(Some records)
..........
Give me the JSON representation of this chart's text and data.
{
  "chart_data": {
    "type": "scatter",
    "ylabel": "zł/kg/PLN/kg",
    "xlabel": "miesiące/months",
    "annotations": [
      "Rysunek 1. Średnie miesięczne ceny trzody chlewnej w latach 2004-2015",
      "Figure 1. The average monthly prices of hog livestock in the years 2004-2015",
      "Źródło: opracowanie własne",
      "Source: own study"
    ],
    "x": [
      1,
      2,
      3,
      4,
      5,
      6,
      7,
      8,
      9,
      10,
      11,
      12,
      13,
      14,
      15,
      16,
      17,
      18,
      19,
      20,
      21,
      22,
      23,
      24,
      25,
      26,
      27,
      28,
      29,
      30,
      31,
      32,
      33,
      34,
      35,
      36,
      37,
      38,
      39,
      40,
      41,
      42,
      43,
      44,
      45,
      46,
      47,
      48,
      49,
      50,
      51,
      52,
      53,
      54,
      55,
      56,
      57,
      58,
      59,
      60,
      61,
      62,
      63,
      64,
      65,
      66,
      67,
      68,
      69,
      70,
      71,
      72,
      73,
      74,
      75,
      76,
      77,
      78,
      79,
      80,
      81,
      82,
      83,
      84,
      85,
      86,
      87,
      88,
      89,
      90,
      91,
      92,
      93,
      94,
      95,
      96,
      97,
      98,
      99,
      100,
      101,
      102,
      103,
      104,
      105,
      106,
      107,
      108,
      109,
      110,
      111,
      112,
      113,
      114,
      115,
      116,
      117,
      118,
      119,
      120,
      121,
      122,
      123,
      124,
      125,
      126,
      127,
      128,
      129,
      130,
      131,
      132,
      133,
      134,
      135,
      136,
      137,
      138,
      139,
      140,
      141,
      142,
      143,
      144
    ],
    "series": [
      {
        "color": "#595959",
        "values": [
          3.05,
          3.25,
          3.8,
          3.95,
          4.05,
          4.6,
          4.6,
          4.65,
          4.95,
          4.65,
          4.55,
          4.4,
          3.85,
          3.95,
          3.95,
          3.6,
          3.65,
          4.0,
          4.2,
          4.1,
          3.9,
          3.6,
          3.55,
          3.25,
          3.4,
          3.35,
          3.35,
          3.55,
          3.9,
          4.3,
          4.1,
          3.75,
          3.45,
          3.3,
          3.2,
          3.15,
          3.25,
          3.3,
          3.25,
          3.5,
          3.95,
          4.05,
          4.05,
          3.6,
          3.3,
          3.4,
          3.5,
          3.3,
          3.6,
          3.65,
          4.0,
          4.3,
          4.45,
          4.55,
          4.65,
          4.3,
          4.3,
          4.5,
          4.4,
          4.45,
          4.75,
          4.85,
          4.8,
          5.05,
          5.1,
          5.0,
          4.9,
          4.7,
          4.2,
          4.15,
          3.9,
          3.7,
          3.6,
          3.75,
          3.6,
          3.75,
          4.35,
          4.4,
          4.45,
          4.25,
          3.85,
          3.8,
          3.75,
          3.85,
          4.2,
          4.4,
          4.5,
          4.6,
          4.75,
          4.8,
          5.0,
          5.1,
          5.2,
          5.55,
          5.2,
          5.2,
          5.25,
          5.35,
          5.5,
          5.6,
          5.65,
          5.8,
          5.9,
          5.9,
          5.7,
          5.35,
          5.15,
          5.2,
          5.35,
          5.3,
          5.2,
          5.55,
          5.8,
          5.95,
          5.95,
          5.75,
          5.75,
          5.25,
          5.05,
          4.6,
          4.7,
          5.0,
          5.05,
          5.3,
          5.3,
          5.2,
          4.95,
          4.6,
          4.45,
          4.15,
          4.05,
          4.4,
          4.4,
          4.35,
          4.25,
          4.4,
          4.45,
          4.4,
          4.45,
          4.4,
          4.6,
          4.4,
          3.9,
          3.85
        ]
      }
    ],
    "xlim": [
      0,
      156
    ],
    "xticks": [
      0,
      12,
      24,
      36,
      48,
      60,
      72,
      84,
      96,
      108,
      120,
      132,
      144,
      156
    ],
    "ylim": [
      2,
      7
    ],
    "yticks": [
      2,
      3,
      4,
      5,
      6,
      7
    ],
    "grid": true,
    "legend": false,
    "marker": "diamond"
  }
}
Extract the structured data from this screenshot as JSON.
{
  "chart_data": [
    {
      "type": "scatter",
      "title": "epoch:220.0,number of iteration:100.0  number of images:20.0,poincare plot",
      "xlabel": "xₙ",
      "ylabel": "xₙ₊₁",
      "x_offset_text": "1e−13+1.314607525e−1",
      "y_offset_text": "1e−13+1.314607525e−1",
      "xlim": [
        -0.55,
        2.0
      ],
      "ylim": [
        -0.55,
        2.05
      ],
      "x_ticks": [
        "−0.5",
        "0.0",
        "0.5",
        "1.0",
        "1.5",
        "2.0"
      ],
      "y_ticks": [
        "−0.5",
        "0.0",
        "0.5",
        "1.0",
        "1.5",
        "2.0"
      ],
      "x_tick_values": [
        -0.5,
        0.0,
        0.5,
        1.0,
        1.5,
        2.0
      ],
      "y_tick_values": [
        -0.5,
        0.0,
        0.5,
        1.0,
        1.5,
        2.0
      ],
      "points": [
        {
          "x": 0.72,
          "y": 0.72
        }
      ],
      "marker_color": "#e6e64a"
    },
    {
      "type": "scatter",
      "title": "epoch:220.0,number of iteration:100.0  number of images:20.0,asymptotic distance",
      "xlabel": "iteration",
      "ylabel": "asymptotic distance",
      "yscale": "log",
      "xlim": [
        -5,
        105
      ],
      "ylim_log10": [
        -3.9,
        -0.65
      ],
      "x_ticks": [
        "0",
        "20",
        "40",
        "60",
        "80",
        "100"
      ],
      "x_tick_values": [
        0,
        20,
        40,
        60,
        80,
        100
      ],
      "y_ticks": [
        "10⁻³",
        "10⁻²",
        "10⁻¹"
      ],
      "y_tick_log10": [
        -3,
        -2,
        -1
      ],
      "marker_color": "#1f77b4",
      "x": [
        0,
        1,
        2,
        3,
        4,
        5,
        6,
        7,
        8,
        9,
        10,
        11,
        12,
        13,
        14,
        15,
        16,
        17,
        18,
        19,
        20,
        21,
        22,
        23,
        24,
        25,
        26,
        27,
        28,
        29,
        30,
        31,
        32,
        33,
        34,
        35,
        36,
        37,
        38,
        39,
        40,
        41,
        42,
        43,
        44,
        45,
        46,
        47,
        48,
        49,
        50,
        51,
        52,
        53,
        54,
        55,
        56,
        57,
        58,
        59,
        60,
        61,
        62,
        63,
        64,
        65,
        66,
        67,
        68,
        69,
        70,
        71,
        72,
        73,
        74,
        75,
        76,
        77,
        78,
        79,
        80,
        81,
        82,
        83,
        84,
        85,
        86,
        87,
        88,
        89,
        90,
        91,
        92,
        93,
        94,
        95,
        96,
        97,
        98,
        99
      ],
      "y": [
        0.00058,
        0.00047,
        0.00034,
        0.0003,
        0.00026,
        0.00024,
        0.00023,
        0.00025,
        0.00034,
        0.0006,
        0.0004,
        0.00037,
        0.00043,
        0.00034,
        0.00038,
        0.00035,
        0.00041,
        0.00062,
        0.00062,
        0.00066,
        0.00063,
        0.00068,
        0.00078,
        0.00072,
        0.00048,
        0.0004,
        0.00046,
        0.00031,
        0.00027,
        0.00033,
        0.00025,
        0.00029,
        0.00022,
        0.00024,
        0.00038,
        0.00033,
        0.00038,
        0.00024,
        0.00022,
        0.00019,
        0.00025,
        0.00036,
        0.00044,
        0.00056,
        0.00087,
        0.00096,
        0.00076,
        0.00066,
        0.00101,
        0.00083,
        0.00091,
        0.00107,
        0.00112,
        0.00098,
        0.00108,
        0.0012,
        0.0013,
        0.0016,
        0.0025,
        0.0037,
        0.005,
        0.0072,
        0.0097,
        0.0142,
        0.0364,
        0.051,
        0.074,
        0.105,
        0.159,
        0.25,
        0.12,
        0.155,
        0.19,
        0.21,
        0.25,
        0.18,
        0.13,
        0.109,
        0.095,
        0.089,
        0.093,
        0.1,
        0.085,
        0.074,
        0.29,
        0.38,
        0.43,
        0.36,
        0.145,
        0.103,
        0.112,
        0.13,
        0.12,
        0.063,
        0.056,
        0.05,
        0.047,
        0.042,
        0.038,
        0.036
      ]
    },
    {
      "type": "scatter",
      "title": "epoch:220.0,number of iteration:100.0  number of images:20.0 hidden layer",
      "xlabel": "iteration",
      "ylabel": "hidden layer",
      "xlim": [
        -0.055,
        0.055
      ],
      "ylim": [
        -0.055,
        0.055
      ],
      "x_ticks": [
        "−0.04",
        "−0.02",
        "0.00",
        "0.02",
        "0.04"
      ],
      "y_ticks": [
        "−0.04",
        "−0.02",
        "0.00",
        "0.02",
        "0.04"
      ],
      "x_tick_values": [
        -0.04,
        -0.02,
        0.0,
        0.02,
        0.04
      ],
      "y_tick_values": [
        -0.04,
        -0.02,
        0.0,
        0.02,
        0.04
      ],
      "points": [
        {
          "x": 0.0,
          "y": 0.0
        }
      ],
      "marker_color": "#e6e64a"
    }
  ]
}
..........
GIVEN INSTRUCTION -> Copy out each line of the data containing the string "iteration".

ANSWER TO THIS PROBLEM ->
      "title": "epoch:220.0,number of iteration:100.0  number of images:20.0,poincare plot",
      "title": "epoch:220.0,number of iteration:100.0  number of images:20.0,asymptotic distance",
      "xlabel": "iteration",
      "title": "epoch:220.0,number of iteration:100.0  number of images:20.0 hidden layer",
      "xlabel": "iteration",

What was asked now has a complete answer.